-- begin Records for the exercise --

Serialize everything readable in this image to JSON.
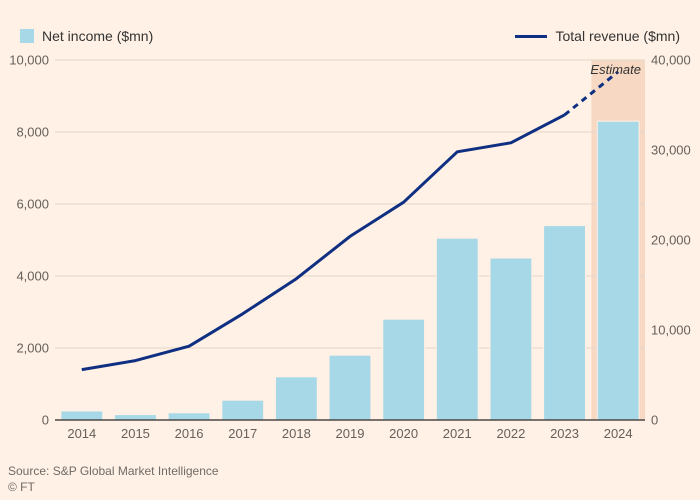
{
  "legend": {
    "bar_label": "Net income ($mn)",
    "line_label": "Total revenue ($mn)"
  },
  "estimate_label": "Estimate",
  "source_text": "Source: S&P Global Market Intelligence",
  "copyright_text": "© FT",
  "chart": {
    "type": "bar+line",
    "background_color": "#fff1e5",
    "grid_color": "#e3d6c9",
    "baseline_color": "#4d4845",
    "bar_color": "#a6d8e7",
    "bar_stroke": "#fff1e5",
    "line_color": "#0f2f82",
    "estimate_band_color": "#f7d8c3",
    "text_color": "#66605c",
    "line_width": 3,
    "bar_width_ratio": 0.78,
    "x_labels": [
      "2014",
      "2015",
      "2016",
      "2017",
      "2018",
      "2019",
      "2020",
      "2021",
      "2022",
      "2023",
      "2024"
    ],
    "bars": [
      250,
      150,
      200,
      550,
      1200,
      1800,
      2800,
      5050,
      4500,
      5400,
      8300
    ],
    "line_solid": [
      5600,
      6600,
      8200,
      11800,
      15700,
      20400,
      24200,
      29800,
      30800,
      33900
    ],
    "line_dashed_start_index": 9,
    "line_dashed": [
      33900,
      38700
    ],
    "estimate_index": 10,
    "left_axis": {
      "min": 0,
      "max": 10000,
      "step": 2000
    },
    "right_axis": {
      "min": 0,
      "max": 40000,
      "step": 10000
    },
    "label_fontsize": 13,
    "legend_fontsize": 14
  }
}
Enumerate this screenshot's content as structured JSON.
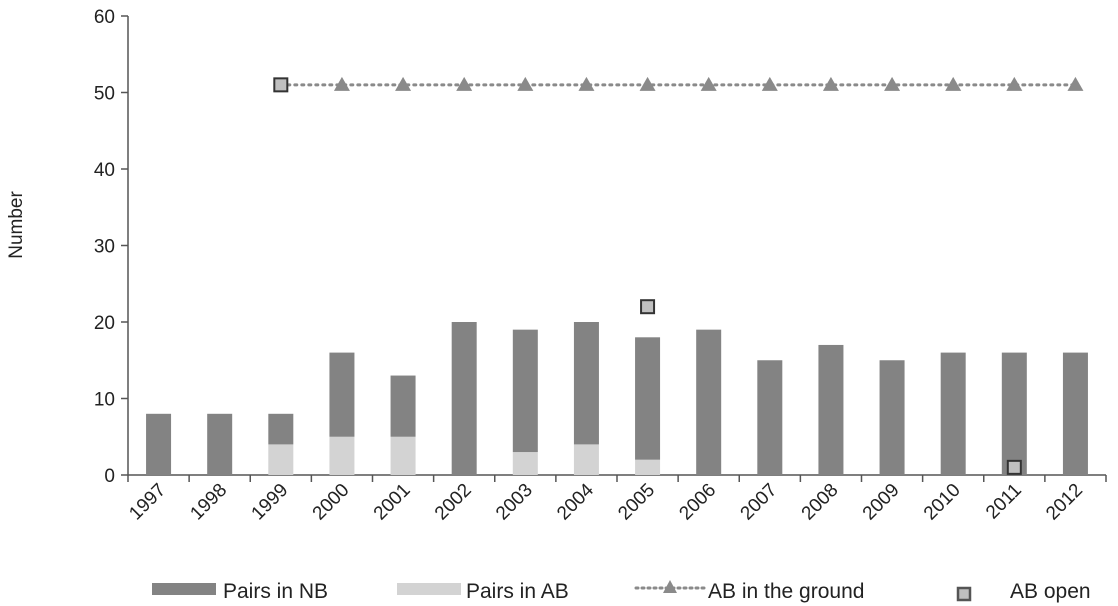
{
  "chart_data": {
    "type": "bar",
    "ylabel": "Number",
    "ylim": [
      0,
      60
    ],
    "yticks": [
      0,
      10,
      20,
      30,
      40,
      50,
      60
    ],
    "categories": [
      "1997",
      "1998",
      "1999",
      "2000",
      "2001",
      "2002",
      "2003",
      "2004",
      "2005",
      "2006",
      "2007",
      "2008",
      "2009",
      "2010",
      "2011",
      "2012"
    ],
    "series": [
      {
        "name": "Pairs in AB",
        "kind": "stacked-bar",
        "color": "#d3d3d3",
        "values": [
          0,
          0,
          4,
          5,
          5,
          0,
          3,
          4,
          2,
          0,
          0,
          0,
          0,
          0,
          0,
          0
        ]
      },
      {
        "name": "Pairs in NB",
        "kind": "stacked-bar",
        "color": "#838383",
        "values": [
          8,
          8,
          4,
          11,
          8,
          20,
          16,
          16,
          16,
          19,
          15,
          17,
          15,
          16,
          16,
          16
        ]
      },
      {
        "name": "AB in the ground",
        "kind": "dotted-line-triangles",
        "color": "#8a8a8a",
        "values": [
          null,
          null,
          51,
          51,
          51,
          51,
          51,
          51,
          51,
          51,
          51,
          51,
          51,
          51,
          51,
          51
        ]
      },
      {
        "name": "AB open",
        "kind": "square-markers",
        "color": "#c0c0c0",
        "points": [
          {
            "x": "1999",
            "y": 51
          },
          {
            "x": "2005",
            "y": 22
          },
          {
            "x": "2011",
            "y": 1
          }
        ]
      }
    ],
    "legend": {
      "position": "bottom"
    },
    "grid": false
  }
}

-- end Records for the exercise --

**What to work on**:
Leave out the pictures and restate everything else word for word.

**Full solution**:
Serialize everything readable in this image to JSON.
{
  "legend": {
    "bar_label": "Net income ($mn)",
    "line_label": "Total revenue ($mn)"
  },
  "estimate_label": "Estimate",
  "source_text": "Source: S&P Global Market Intelligence",
  "copyright_text": "© FT",
  "chart": {
    "type": "bar+line",
    "background_color": "#fff1e5",
    "grid_color": "#e3d6c9",
    "baseline_color": "#4d4845",
    "bar_color": "#a6d8e7",
    "bar_stroke": "#fff1e5",
    "line_color": "#0f2f82",
    "estimate_band_color": "#f7d8c3",
    "text_color": "#66605c",
    "line_width": 3,
    "bar_width_ratio": 0.78,
    "x_labels": [
      "2014",
      "2015",
      "2016",
      "2017",
      "2018",
      "2019",
      "2020",
      "2021",
      "2022",
      "2023",
      "2024"
    ],
    "bars": [
      250,
      150,
      200,
      550,
      1200,
      1800,
      2800,
      5050,
      4500,
      5400,
      8300
    ],
    "line_solid": [
      5600,
      6600,
      8200,
      11800,
      15700,
      20400,
      24200,
      29800,
      30800,
      33900
    ],
    "line_dashed_start_index": 9,
    "line_dashed": [
      33900,
      38700
    ],
    "estimate_index": 10,
    "left_axis": {
      "min": 0,
      "max": 10000,
      "step": 2000
    },
    "right_axis": {
      "min": 0,
      "max": 40000,
      "step": 10000
    },
    "label_fontsize": 13,
    "legend_fontsize": 14
  }
}
Enumerate this screenshot's content as structured JSON.
{
  "chart_data": {
    "type": "bar",
    "ylabel": "Number",
    "ylim": [
      0,
      60
    ],
    "yticks": [
      0,
      10,
      20,
      30,
      40,
      50,
      60
    ],
    "categories": [
      "1997",
      "1998",
      "1999",
      "2000",
      "2001",
      "2002",
      "2003",
      "2004",
      "2005",
      "2006",
      "2007",
      "2008",
      "2009",
      "2010",
      "2011",
      "2012"
    ],
    "series": [
      {
        "name": "Pairs in AB",
        "kind": "stacked-bar",
        "color": "#d3d3d3",
        "values": [
          0,
          0,
          4,
          5,
          5,
          0,
          3,
          4,
          2,
          0,
          0,
          0,
          0,
          0,
          0,
          0
        ]
      },
      {
        "name": "Pairs in NB",
        "kind": "stacked-bar",
        "color": "#838383",
        "values": [
          8,
          8,
          4,
          11,
          8,
          20,
          16,
          16,
          16,
          19,
          15,
          17,
          15,
          16,
          16,
          16
        ]
      },
      {
        "name": "AB in the ground",
        "kind": "dotted-line-triangles",
        "color": "#8a8a8a",
        "values": [
          null,
          null,
          51,
          51,
          51,
          51,
          51,
          51,
          51,
          51,
          51,
          51,
          51,
          51,
          51,
          51
        ]
      },
      {
        "name": "AB open",
        "kind": "square-markers",
        "color": "#c0c0c0",
        "points": [
          {
            "x": "1999",
            "y": 51
          },
          {
            "x": "2005",
            "y": 22
          },
          {
            "x": "2011",
            "y": 1
          }
        ]
      }
    ],
    "legend": {
      "position": "bottom"
    },
    "grid": false
  }
}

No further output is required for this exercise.